**Provided records**
▶
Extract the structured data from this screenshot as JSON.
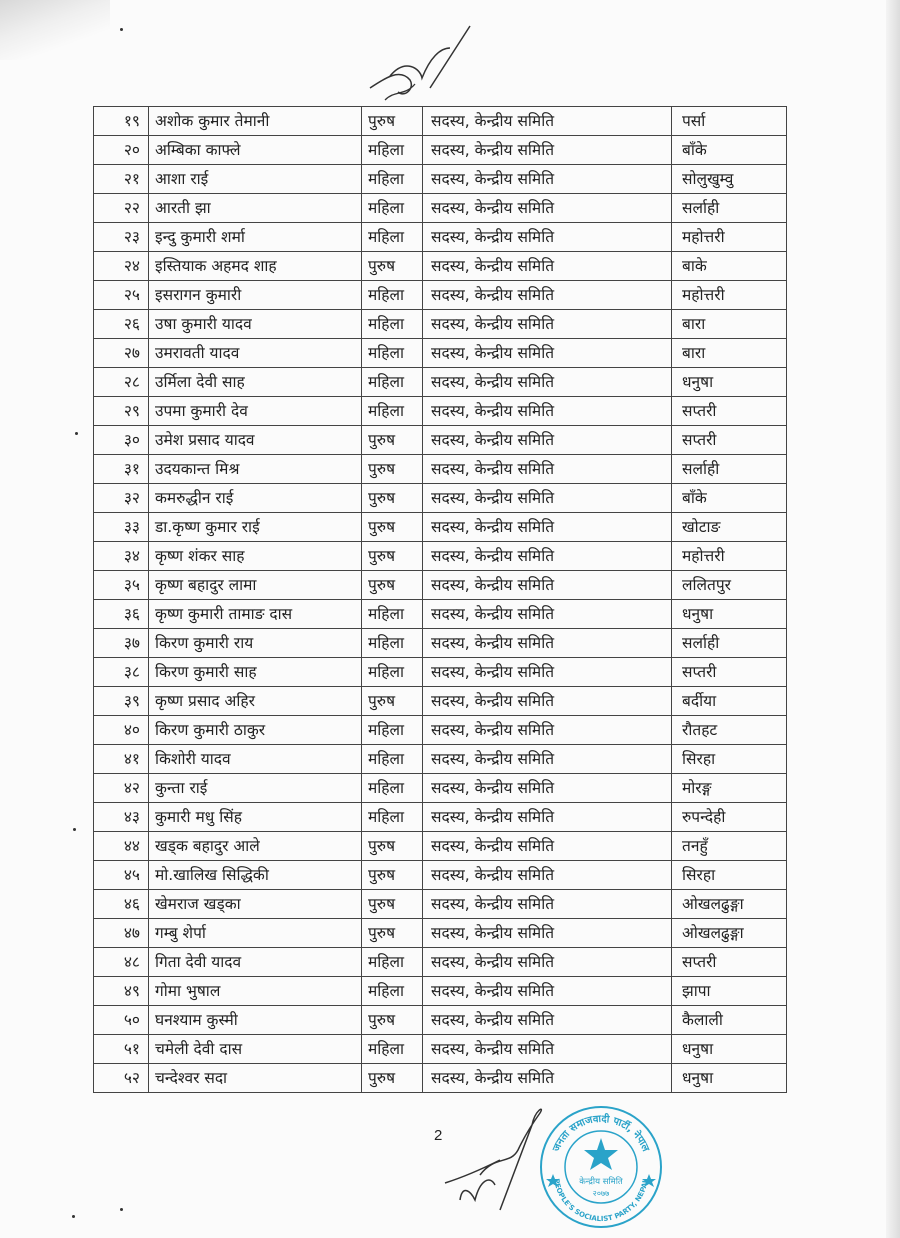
{
  "table": {
    "rows": [
      {
        "num": "१९",
        "name": "अशोक कुमार तेमानी",
        "gender": "पुरुष",
        "role": "सदस्य, केन्द्रीय समिति",
        "district": "पर्सा"
      },
      {
        "num": "२०",
        "name": "अम्बिका काफ्ले",
        "gender": "महिला",
        "role": "सदस्य, केन्द्रीय समिति",
        "district": "बाँके"
      },
      {
        "num": "२१",
        "name": "आशा राई",
        "gender": "महिला",
        "role": "सदस्य, केन्द्रीय समिति",
        "district": "सोलुखुम्वु"
      },
      {
        "num": "२२",
        "name": "आरती झा",
        "gender": "महिला",
        "role": "सदस्य, केन्द्रीय समिति",
        "district": "सर्लाही"
      },
      {
        "num": "२३",
        "name": "इन्दु कुमारी शर्मा",
        "gender": "महिला",
        "role": "सदस्य, केन्द्रीय समिति",
        "district": "महोत्तरी"
      },
      {
        "num": "२४",
        "name": "इस्तियाक अहमद शाह",
        "gender": "पुरुष",
        "role": "सदस्य, केन्द्रीय समिति",
        "district": "बाके"
      },
      {
        "num": "२५",
        "name": "इसरागन कुमारी",
        "gender": "महिला",
        "role": "सदस्य, केन्द्रीय समिति",
        "district": "महोत्तरी"
      },
      {
        "num": "२६",
        "name": "उषा कुमारी यादव",
        "gender": "महिला",
        "role": "सदस्य, केन्द्रीय समिति",
        "district": "बारा"
      },
      {
        "num": "२७",
        "name": "उमरावती यादव",
        "gender": "महिला",
        "role": "सदस्य, केन्द्रीय समिति",
        "district": "बारा"
      },
      {
        "num": "२८",
        "name": "उर्मिला देवी साह",
        "gender": "महिला",
        "role": "सदस्य, केन्द्रीय समिति",
        "district": "धनुषा"
      },
      {
        "num": "२९",
        "name": "उपमा कुमारी देव",
        "gender": "महिला",
        "role": "सदस्य, केन्द्रीय समिति",
        "district": "सप्तरी"
      },
      {
        "num": "३०",
        "name": "उमेश प्रसाद यादव",
        "gender": "पुरुष",
        "role": "सदस्य, केन्द्रीय समिति",
        "district": "सप्तरी"
      },
      {
        "num": "३१",
        "name": "उदयकान्त मिश्र",
        "gender": "पुरुष",
        "role": "सदस्य, केन्द्रीय समिति",
        "district": "सर्लाही"
      },
      {
        "num": "३२",
        "name": "कमरुद्धीन राई",
        "gender": "पुरुष",
        "role": "सदस्य, केन्द्रीय समिति",
        "district": "बाँके"
      },
      {
        "num": "३३",
        "name": "डा.कृष्ण कुमार राई",
        "gender": "पुरुष",
        "role": "सदस्य, केन्द्रीय समिति",
        "district": "खोटाङ"
      },
      {
        "num": "३४",
        "name": "कृष्ण शंकर साह",
        "gender": "पुरुष",
        "role": "सदस्य, केन्द्रीय समिति",
        "district": "महोत्तरी"
      },
      {
        "num": "३५",
        "name": "कृष्ण बहादुर लामा",
        "gender": "पुरुष",
        "role": "सदस्य, केन्द्रीय समिति",
        "district": "ललितपुर"
      },
      {
        "num": "३६",
        "name": "कृष्ण कुमारी तामाङ दास",
        "gender": "महिला",
        "role": "सदस्य, केन्द्रीय समिति",
        "district": "धनुषा"
      },
      {
        "num": "३७",
        "name": "किरण कुमारी राय",
        "gender": "महिला",
        "role": "सदस्य, केन्द्रीय समिति",
        "district": "सर्लाही"
      },
      {
        "num": "३८",
        "name": "किरण कुमारी साह",
        "gender": "महिला",
        "role": "सदस्य, केन्द्रीय समिति",
        "district": "सप्तरी"
      },
      {
        "num": "३९",
        "name": "कृष्ण प्रसाद अहिर",
        "gender": "पुरुष",
        "role": "सदस्य, केन्द्रीय समिति",
        "district": "बर्दीया"
      },
      {
        "num": "४०",
        "name": "किरण कुमारी ठाकुर",
        "gender": "महिला",
        "role": "सदस्य, केन्द्रीय समिति",
        "district": "रौतहट"
      },
      {
        "num": "४१",
        "name": "किशोरी यादव",
        "gender": "महिला",
        "role": "सदस्य, केन्द्रीय समिति",
        "district": "सिरहा"
      },
      {
        "num": "४२",
        "name": "कुन्ता राई",
        "gender": "महिला",
        "role": "सदस्य, केन्द्रीय समिति",
        "district": "मोरङ्ग"
      },
      {
        "num": "४३",
        "name": "कुमारी मधु सिंह",
        "gender": "महिला",
        "role": "सदस्य, केन्द्रीय समिति",
        "district": "रुपन्देही"
      },
      {
        "num": "४४",
        "name": "खड्क बहादुर आले",
        "gender": "पुरुष",
        "role": "सदस्य, केन्द्रीय समिति",
        "district": "तनहुँ"
      },
      {
        "num": "४५",
        "name": "मो.खालिख सिद्धिकी",
        "gender": "पुरुष",
        "role": "सदस्य, केन्द्रीय समिति",
        "district": "सिरहा"
      },
      {
        "num": "४६",
        "name": "खेमराज खड्का",
        "gender": "पुरुष",
        "role": "सदस्य, केन्द्रीय समिति",
        "district": "ओखलढुङ्गा"
      },
      {
        "num": "४७",
        "name": "गम्बु शेर्पा",
        "gender": "पुरुष",
        "role": "सदस्य, केन्द्रीय समिति",
        "district": "ओखलढुङ्गा"
      },
      {
        "num": "४८",
        "name": "गिता देवी यादव",
        "gender": "महिला",
        "role": "सदस्य, केन्द्रीय समिति",
        "district": "सप्तरी"
      },
      {
        "num": "४९",
        "name": "गोमा भुषाल",
        "gender": "महिला",
        "role": "सदस्य, केन्द्रीय समिति",
        "district": "झापा"
      },
      {
        "num": "५०",
        "name": "घनश्याम कुस्मी",
        "gender": "पुरुष",
        "role": "सदस्य, केन्द्रीय समिति",
        "district": "कैलाली"
      },
      {
        "num": "५१",
        "name": "चमेली देवी दास",
        "gender": "महिला",
        "role": "सदस्य, केन्द्रीय समिति",
        "district": "धनुषा"
      },
      {
        "num": "५२",
        "name": "चन्देश्वर सदा",
        "gender": "पुरुष",
        "role": "सदस्य, केन्द्रीय समिति",
        "district": "धनुषा"
      }
    ]
  },
  "page_number": "2",
  "stamp": {
    "top_text": "जनता समाजवादी पार्टी, नेपाल",
    "center_text": "केन्द्रीय समिति",
    "year": "२०७७",
    "bottom_text": "PEOPLE'S SOCIALIST PARTY, NEPAL",
    "color": "#2aa3c9"
  }
}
◀
**The task**
Every record must be copied exactly, with images dropped from the result.

**Result**
Extract the structured data from this screenshot as JSON.
{
  "table": {
    "rows": [
      {
        "num": "१९",
        "name": "अशोक कुमार तेमानी",
        "gender": "पुरुष",
        "role": "सदस्य, केन्द्रीय समिति",
        "district": "पर्सा"
      },
      {
        "num": "२०",
        "name": "अम्बिका काफ्ले",
        "gender": "महिला",
        "role": "सदस्य, केन्द्रीय समिति",
        "district": "बाँके"
      },
      {
        "num": "२१",
        "name": "आशा राई",
        "gender": "महिला",
        "role": "सदस्य, केन्द्रीय समिति",
        "district": "सोलुखुम्वु"
      },
      {
        "num": "२२",
        "name": "आरती झा",
        "gender": "महिला",
        "role": "सदस्य, केन्द्रीय समिति",
        "district": "सर्लाही"
      },
      {
        "num": "२३",
        "name": "इन्दु कुमारी शर्मा",
        "gender": "महिला",
        "role": "सदस्य, केन्द्रीय समिति",
        "district": "महोत्तरी"
      },
      {
        "num": "२४",
        "name": "इस्तियाक अहमद शाह",
        "gender": "पुरुष",
        "role": "सदस्य, केन्द्रीय समिति",
        "district": "बाके"
      },
      {
        "num": "२५",
        "name": "इसरागन कुमारी",
        "gender": "महिला",
        "role": "सदस्य, केन्द्रीय समिति",
        "district": "महोत्तरी"
      },
      {
        "num": "२६",
        "name": "उषा कुमारी यादव",
        "gender": "महिला",
        "role": "सदस्य, केन्द्रीय समिति",
        "district": "बारा"
      },
      {
        "num": "२७",
        "name": "उमरावती यादव",
        "gender": "महिला",
        "role": "सदस्य, केन्द्रीय समिति",
        "district": "बारा"
      },
      {
        "num": "२८",
        "name": "उर्मिला देवी साह",
        "gender": "महिला",
        "role": "सदस्य, केन्द्रीय समिति",
        "district": "धनुषा"
      },
      {
        "num": "२९",
        "name": "उपमा कुमारी देव",
        "gender": "महिला",
        "role": "सदस्य, केन्द्रीय समिति",
        "district": "सप्तरी"
      },
      {
        "num": "३०",
        "name": "उमेश प्रसाद यादव",
        "gender": "पुरुष",
        "role": "सदस्य, केन्द्रीय समिति",
        "district": "सप्तरी"
      },
      {
        "num": "३१",
        "name": "उदयकान्त मिश्र",
        "gender": "पुरुष",
        "role": "सदस्य, केन्द्रीय समिति",
        "district": "सर्लाही"
      },
      {
        "num": "३२",
        "name": "कमरुद्धीन राई",
        "gender": "पुरुष",
        "role": "सदस्य, केन्द्रीय समिति",
        "district": "बाँके"
      },
      {
        "num": "३३",
        "name": "डा.कृष्ण कुमार राई",
        "gender": "पुरुष",
        "role": "सदस्य, केन्द्रीय समिति",
        "district": "खोटाङ"
      },
      {
        "num": "३४",
        "name": "कृष्ण शंकर साह",
        "gender": "पुरुष",
        "role": "सदस्य, केन्द्रीय समिति",
        "district": "महोत्तरी"
      },
      {
        "num": "३५",
        "name": "कृष्ण बहादुर लामा",
        "gender": "पुरुष",
        "role": "सदस्य, केन्द्रीय समिति",
        "district": "ललितपुर"
      },
      {
        "num": "३६",
        "name": "कृष्ण कुमारी तामाङ दास",
        "gender": "महिला",
        "role": "सदस्य, केन्द्रीय समिति",
        "district": "धनुषा"
      },
      {
        "num": "३७",
        "name": "किरण कुमारी राय",
        "gender": "महिला",
        "role": "सदस्य, केन्द्रीय समिति",
        "district": "सर्लाही"
      },
      {
        "num": "३८",
        "name": "किरण कुमारी साह",
        "gender": "महिला",
        "role": "सदस्य, केन्द्रीय समिति",
        "district": "सप्तरी"
      },
      {
        "num": "३९",
        "name": "कृष्ण प्रसाद अहिर",
        "gender": "पुरुष",
        "role": "सदस्य, केन्द्रीय समिति",
        "district": "बर्दीया"
      },
      {
        "num": "४०",
        "name": "किरण कुमारी ठाकुर",
        "gender": "महिला",
        "role": "सदस्य, केन्द्रीय समिति",
        "district": "रौतहट"
      },
      {
        "num": "४१",
        "name": "किशोरी यादव",
        "gender": "महिला",
        "role": "सदस्य, केन्द्रीय समिति",
        "district": "सिरहा"
      },
      {
        "num": "४२",
        "name": "कुन्ता राई",
        "gender": "महिला",
        "role": "सदस्य, केन्द्रीय समिति",
        "district": "मोरङ्ग"
      },
      {
        "num": "४३",
        "name": "कुमारी मधु सिंह",
        "gender": "महिला",
        "role": "सदस्य, केन्द्रीय समिति",
        "district": "रुपन्देही"
      },
      {
        "num": "४४",
        "name": "खड्क बहादुर आले",
        "gender": "पुरुष",
        "role": "सदस्य, केन्द्रीय समिति",
        "district": "तनहुँ"
      },
      {
        "num": "४५",
        "name": "मो.खालिख सिद्धिकी",
        "gender": "पुरुष",
        "role": "सदस्य, केन्द्रीय समिति",
        "district": "सिरहा"
      },
      {
        "num": "४६",
        "name": "खेमराज खड्का",
        "gender": "पुरुष",
        "role": "सदस्य, केन्द्रीय समिति",
        "district": "ओखलढुङ्गा"
      },
      {
        "num": "४७",
        "name": "गम्बु शेर्पा",
        "gender": "पुरुष",
        "role": "सदस्य, केन्द्रीय समिति",
        "district": "ओखलढुङ्गा"
      },
      {
        "num": "४८",
        "name": "गिता देवी यादव",
        "gender": "महिला",
        "role": "सदस्य, केन्द्रीय समिति",
        "district": "सप्तरी"
      },
      {
        "num": "४९",
        "name": "गोमा भुषाल",
        "gender": "महिला",
        "role": "सदस्य, केन्द्रीय समिति",
        "district": "झापा"
      },
      {
        "num": "५०",
        "name": "घनश्याम कुस्मी",
        "gender": "पुरुष",
        "role": "सदस्य, केन्द्रीय समिति",
        "district": "कैलाली"
      },
      {
        "num": "५१",
        "name": "चमेली देवी दास",
        "gender": "महिला",
        "role": "सदस्य, केन्द्रीय समिति",
        "district": "धनुषा"
      },
      {
        "num": "५२",
        "name": "चन्देश्वर सदा",
        "gender": "पुरुष",
        "role": "सदस्य, केन्द्रीय समिति",
        "district": "धनुषा"
      }
    ]
  },
  "page_number": "2",
  "stamp": {
    "top_text": "जनता समाजवादी पार्टी, नेपाल",
    "center_text": "केन्द्रीय समिति",
    "year": "२०७७",
    "bottom_text": "PEOPLE'S SOCIALIST PARTY, NEPAL",
    "color": "#2aa3c9"
  }
}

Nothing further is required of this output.